Exercise 1:
Pick out every line in the entries below that contains the string "legend".

On Tue, Jan 25, 2011 at 16:34, Magnus Hagander <mag...@hagander.net> wrote:
> On Tue, Jan 25, 2011 at 15:04, Fujii Masao <masao.fu...@gmail.com> wrote:
>> On Tue, Jan 25, 2011 at 10:28 PM, Fujii Masao <masao.fu...@gmail.com> wrote:
>>>> (the discussed changse above have been applied and pushed to github)
>>>
>>> Thanks! I'll test and review that.
>>
>> WAL file might get recycled or removed while walsender is reading it.
>> So the WAL file which pg_basebackup seemingly received successfully
>> might be actually invalid. Shouldn't we need to check that what we read
>> is valid as XLogRead does?

We should, and the easiest way is to actually use XLogRead() since the
code is already there. How about the way in this patch?

-- 
 Magnus Hagander
 Me: http://www.hagander.net/
 Work: http://www.redpill-linpro.com/
diff --git a/doc/src/sgml/protocol.sgml b/doc/src/sgml/protocol.sgml
index 73f26b4..0775b7a 100644
--- a/doc/src/sgml/protocol.sgml
+++ b/doc/src/sgml/protocol.sgml
@@ -1460,7 +1460,7 @@ The commands accepted in walsender mode are:
   </varlistentry>
 
   <varlistentry>
-    <term>BASE_BACKUP [<literal>LABEL</literal> <replaceable>'label'</replaceable>] [<literal>PROGRESS</literal>] [<literal>FAST</literal>]</term>
+    <term>BASE_BACKUP [<literal>LABEL</literal> <replaceable>'label'</replaceable>] [<literal>PROGRESS</literal>] [<literal>FAST</literal>] [<literal>WAL</literal>]</term>
     <listitem>
      <para>
       Instructs the server to start streaming a base backup.
@@ -1505,6 +1505,18 @@ The commands accepted in walsender mode are:
          </para>
         </listitem>
        </varlistentry>
+
+       <varlistentry>
+        <term><literal>WAL</literal></term>
+        <listitem>
+         <para>
+          Include the necessary WAL segments in the backup. This will include
+          all the files between start and stop backup in the
+          <filename>pg_xlog</filename> directory of the base directory tar
+          file.

Dataset records:
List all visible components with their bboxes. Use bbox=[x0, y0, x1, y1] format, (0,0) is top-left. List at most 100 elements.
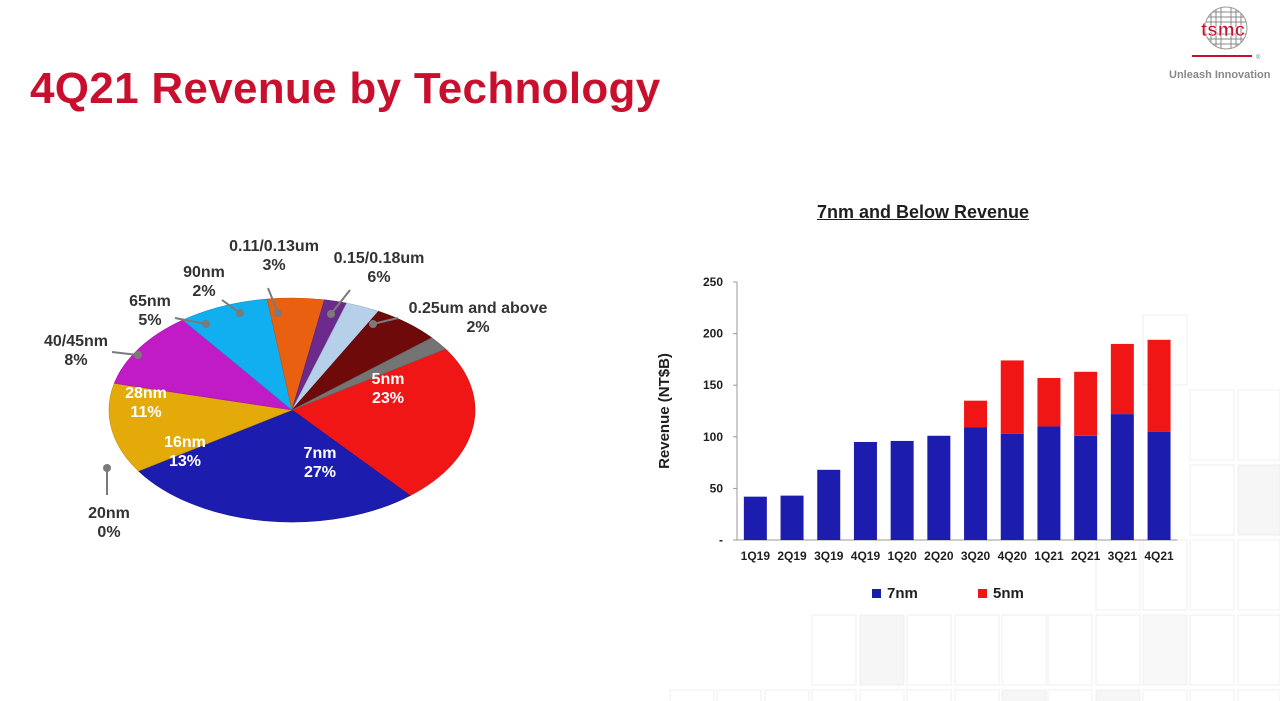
pie-slice-5nm bbox=[291, 348, 476, 496]
bar-chart-title: 7nm and Below Revenue bbox=[816, 202, 1030, 222]
pie-label-20nm: 20nm 0% bbox=[88, 504, 130, 542]
x-tick-label: 2Q20 bbox=[924, 549, 954, 563]
pie-label-percent: 11% bbox=[130, 404, 162, 421]
pie-label-percent: 5% bbox=[138, 312, 162, 329]
bar-4q20-7nm bbox=[1000, 433, 1024, 540]
y-tick-labels: - 50 100 150 200 250 bbox=[703, 275, 737, 547]
bar-4q20-5nm bbox=[1000, 360, 1024, 434]
pie-slice-7nm bbox=[137, 409, 411, 523]
y-tick-label: 50 bbox=[710, 481, 724, 495]
leader-line-0-25um-and-above bbox=[372, 317, 399, 325]
pie-label-name: 5nm bbox=[371, 371, 405, 388]
x-tick-label: 1Q19 bbox=[741, 549, 771, 563]
bar-4q19-7nm bbox=[853, 441, 877, 540]
pie-label-percent: 27% bbox=[303, 464, 337, 481]
leader-dot-90nm bbox=[236, 309, 244, 317]
pie-label-0-15-0-18um: 0.15/0.18um 6% bbox=[334, 249, 425, 287]
logo-tagline: Unleash Innovation bbox=[1169, 69, 1271, 81]
svg-text:®: ® bbox=[1256, 54, 1261, 61]
pie-slice-16nm bbox=[108, 382, 294, 472]
leader-dot-40-45nm bbox=[134, 351, 142, 359]
x-tick-label: 4Q21 bbox=[1144, 549, 1174, 563]
pie-label-percent: 13% bbox=[168, 453, 202, 470]
leader-line-0-11-0-13um bbox=[267, 287, 279, 314]
x-tick-label: 2Q19 bbox=[777, 549, 807, 563]
pie-label-0-25um-and-above: 0.25um and above 2% bbox=[409, 299, 548, 337]
legend-item-5nm: 5nm bbox=[978, 585, 1024, 602]
pie-label-65nm: 65nm 5% bbox=[129, 292, 171, 330]
pie-label-percent: 6% bbox=[367, 269, 391, 286]
pie-label-percent: 2% bbox=[192, 283, 216, 300]
bars bbox=[743, 339, 1171, 540]
leader-dot-20nm bbox=[103, 464, 111, 472]
pie-label-name: 90nm bbox=[183, 264, 225, 281]
x-tick-label: 4Q19 bbox=[851, 549, 881, 563]
bar-4q21-7nm bbox=[1147, 431, 1171, 540]
pie-label-16nm: 16nm 13% bbox=[164, 433, 206, 471]
leader-dot-0-11-0-13um bbox=[274, 309, 282, 317]
pie-label-name: 0.11/0.13um bbox=[229, 238, 319, 255]
pie-label-name: 0.25um and above bbox=[408, 300, 548, 317]
pie-label-percent: 23% bbox=[371, 390, 405, 407]
x-tick-label: 3Q20 bbox=[961, 549, 991, 563]
pie-label-percent: 0% bbox=[97, 524, 121, 541]
pie-label-percent: 8% bbox=[64, 352, 88, 369]
leader-line-40-45nm bbox=[111, 351, 139, 356]
pie-label-90nm: 90nm 2% bbox=[183, 263, 225, 301]
bar-3q19-7nm bbox=[817, 469, 841, 540]
pie-label-0-11-0-13um: 0.11/0.13um 3% bbox=[229, 237, 319, 275]
pie-slice-28nm bbox=[113, 319, 294, 411]
svg-text:tsmc: tsmc bbox=[1201, 20, 1246, 41]
pie-top-faces bbox=[108, 297, 476, 523]
y-tick-label: 250 bbox=[703, 275, 723, 289]
leader-line-0-15-0-18um bbox=[330, 289, 351, 315]
bar-2q21-5nm bbox=[1074, 371, 1098, 436]
pie-label-name: 28nm bbox=[125, 385, 167, 402]
pie-label-name: 65nm bbox=[129, 293, 171, 310]
technology-pie-chart bbox=[103, 287, 476, 523]
y-axis-label: Revenue (NT$B) bbox=[656, 353, 673, 469]
bar-3q21-7nm bbox=[1110, 414, 1134, 540]
y-tick-label: 150 bbox=[703, 378, 723, 392]
leader-dot-0-25um-and-above bbox=[369, 320, 377, 328]
pie-label-percent: 2% bbox=[466, 319, 490, 336]
leader-line-65nm bbox=[174, 317, 207, 325]
revenue-bar-chart: - 50 100 150 200 250 Revenue (NT$B) 1Q19 2Q19 3Q1… bbox=[656, 275, 1178, 563]
bar-3q20-5nm bbox=[964, 400, 988, 428]
pie-label-name: 20nm bbox=[88, 505, 130, 522]
tsmc-logo: tsmc ® bbox=[1170, 6, 1280, 86]
bar-4q21-5nm bbox=[1147, 339, 1171, 432]
x-tick-label: 2Q21 bbox=[1071, 549, 1101, 563]
legend-label-7nm: 7nm bbox=[887, 585, 918, 602]
bar-2q21-7nm bbox=[1074, 435, 1098, 540]
bar-2q20-7nm bbox=[927, 435, 951, 540]
x-tick-label: 3Q21 bbox=[1108, 549, 1138, 563]
pie-label-name: 16nm bbox=[164, 434, 206, 451]
x-tick-label: 3Q19 bbox=[814, 549, 844, 563]
legend-swatch-7nm bbox=[872, 589, 881, 598]
bar-2q19-7nm bbox=[780, 495, 804, 540]
x-tick-label: 4Q20 bbox=[998, 549, 1028, 563]
pie-leader-lines bbox=[103, 287, 399, 495]
y-tick-label: - bbox=[719, 533, 723, 547]
bar-1q19-7nm bbox=[743, 496, 767, 540]
x-tick-label: 1Q20 bbox=[887, 549, 917, 563]
leader-dot-65nm bbox=[202, 320, 210, 328]
bar-3q20-7nm bbox=[964, 427, 988, 540]
pie-label-percent: 3% bbox=[262, 257, 286, 274]
legend-swatch-5nm bbox=[978, 589, 987, 598]
y-tick-label: 200 bbox=[703, 327, 723, 341]
pie-label-name: 0.15/0.18um bbox=[333, 250, 425, 267]
legend-item-7nm: 7nm bbox=[872, 585, 918, 602]
pie-label-40-45nm: 40/45nm 8% bbox=[44, 332, 108, 370]
pie-slice-0-25um-and-above bbox=[291, 337, 447, 411]
pie-label-7nm: 7nm 27% bbox=[304, 444, 337, 482]
legend-label-5nm: 5nm bbox=[993, 585, 1024, 602]
x-tick-labels: 1Q19 2Q19 3Q19 4Q19 1Q20 2Q20 3Q20 4Q20 1Q21 2Q21… bbox=[741, 549, 1174, 563]
pie-label-name: 40/45nm bbox=[43, 333, 109, 350]
y-tick-label: 100 bbox=[703, 430, 723, 444]
bar-1q21-5nm bbox=[1037, 377, 1061, 427]
leader-dot-0-15-0-18um bbox=[327, 310, 335, 318]
bar-1q20-7nm bbox=[890, 440, 914, 540]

Exercise 2:
Write out the part of the WAL patch discussion above that begins at the words "On Tue, Jan 25, 2011 at 16:34, Magnus" and stops after "is reading it.".

Result 1:
legend-item-5nm: 5nm bbox=[978, 585, 1024, 602]
legend-label-7nm: 7nm bbox=[887, 585, 918, 602]
legend-swatch-7nm bbox=[872, 589, 881, 598]
legend-swatch-5nm bbox=[978, 589, 987, 598]
legend-item-7nm: 7nm bbox=[872, 585, 918, 602]
legend-label-5nm: 5nm bbox=[993, 585, 1024, 602]

Result 2:
On Tue, Jan 25, 2011 at 16:34, Magnus Hagander <mag...@hagander.net> wrote:
> On Tue, Jan 25, 2011 at 15:04, Fujii Masao <masao.fu...@gmail.com> wrote:
>> On Tue, Jan 25, 2011 at 10:28 PM, Fujii Masao <masao.fu...@gmail.com> wrote:
>>>> (the discussed changse above have been applied and pushed to github)
>>>
>>> Thanks! I'll test and review that.
>>
>> WAL file might get recycled or removed while walsender is reading it.